WRITTEN EXERCISE —
Your task is to transcribe all of the records exactly and leave out the pictures.

(Figure record listings)
******

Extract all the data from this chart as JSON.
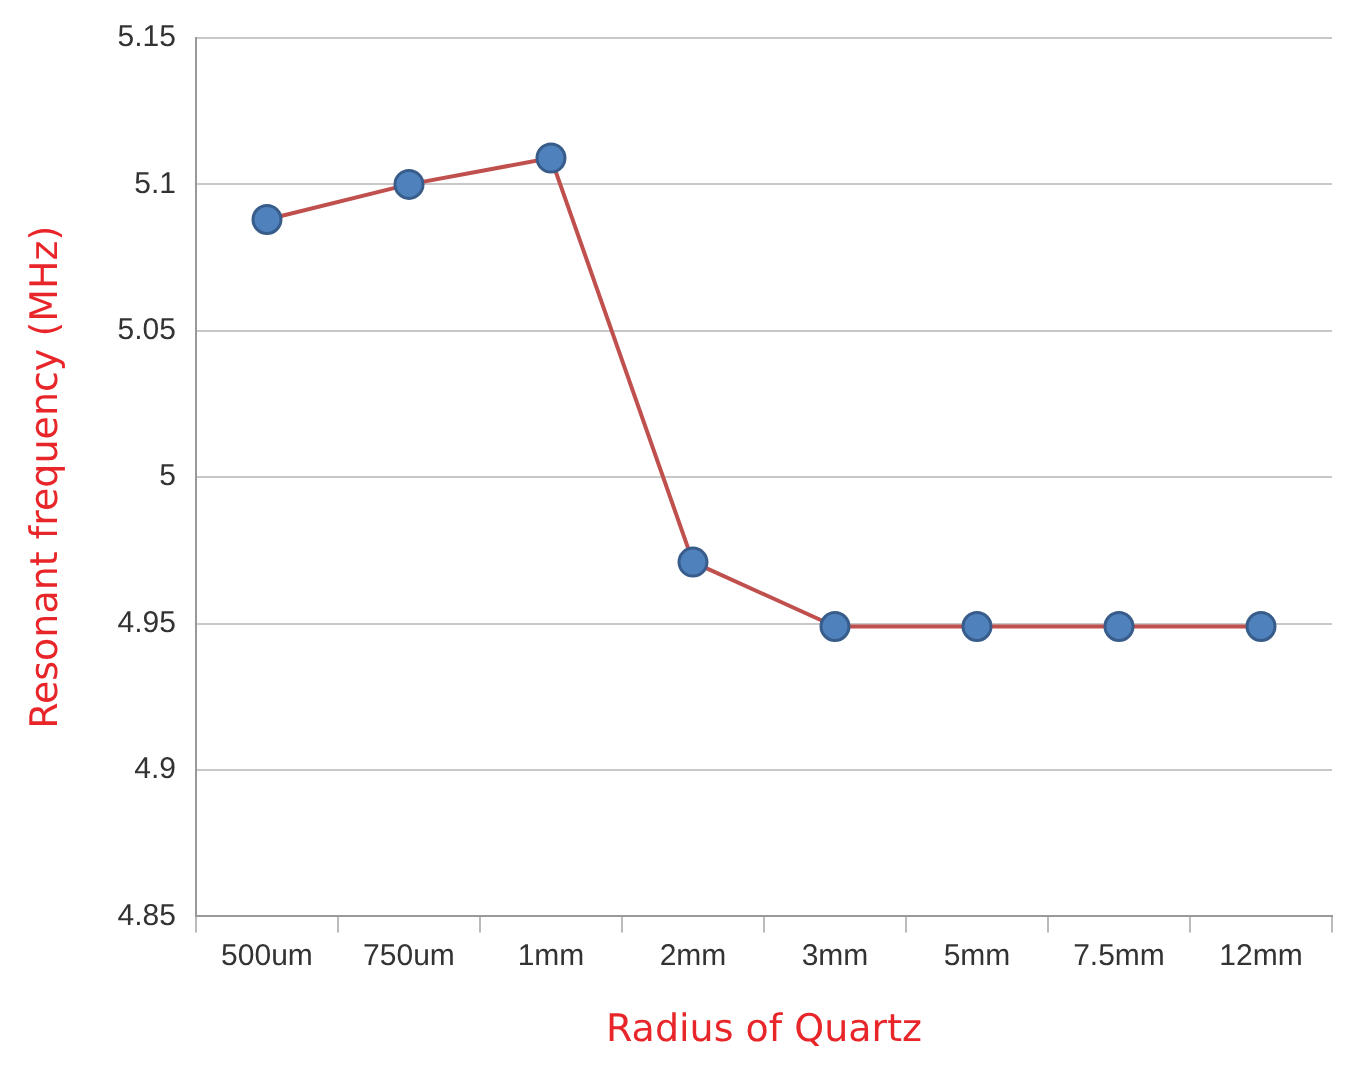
{
  "chart_data": {
    "type": "line",
    "xlabel": "Radius of Quartz",
    "ylabel": "Resonant frequency (MHz)",
    "categories": [
      "500um",
      "750um",
      "1mm",
      "2mm",
      "3mm",
      "5mm",
      "7.5mm",
      "12mm"
    ],
    "series": [
      {
        "color": "#c0504d",
        "colors": [
          "#4f81bd",
          "#4f81bd",
          "#4f81bd",
          "#4f81bd",
          "#4f81bd",
          "#4f81bd",
          "#4f81bd",
          "#4f81bd"
        ],
        "values": [
          5.088,
          5.1,
          5.109,
          4.971,
          4.949,
          4.949,
          4.949,
          4.949
        ]
      }
    ],
    "ylim": [
      4.85,
      5.15
    ],
    "yticks": [
      4.85,
      4.9,
      4.95,
      5,
      5.05,
      5.1,
      5.15
    ],
    "grid": "y",
    "legend": false,
    "marker": "circle",
    "line_style": "solid"
  }
}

******

RESPONSE —
Extract all the data from this chart as JSON.
{
  "chart_data": {
    "type": "line",
    "xlabel": "Radius of Quartz",
    "ylabel": "Resonant frequency (MHz)",
    "categories": [
      "500um",
      "750um",
      "1mm",
      "2mm",
      "3mm",
      "5mm",
      "7.5mm",
      "12mm"
    ],
    "series": [
      {
        "color": "#c0504d",
        "colors": [
          "#4f81bd",
          "#4f81bd",
          "#4f81bd",
          "#4f81bd",
          "#4f81bd",
          "#4f81bd",
          "#4f81bd",
          "#4f81bd"
        ],
        "values": [
          5.088,
          5.1,
          5.109,
          4.971,
          4.949,
          4.949,
          4.949,
          4.949
        ]
      }
    ],
    "ylim": [
      4.85,
      5.15
    ],
    "yticks": [
      4.85,
      4.9,
      4.95,
      5,
      5.05,
      5.1,
      5.15
    ],
    "grid": "y",
    "legend": false,
    "marker": "circle",
    "line_style": "solid"
  }
}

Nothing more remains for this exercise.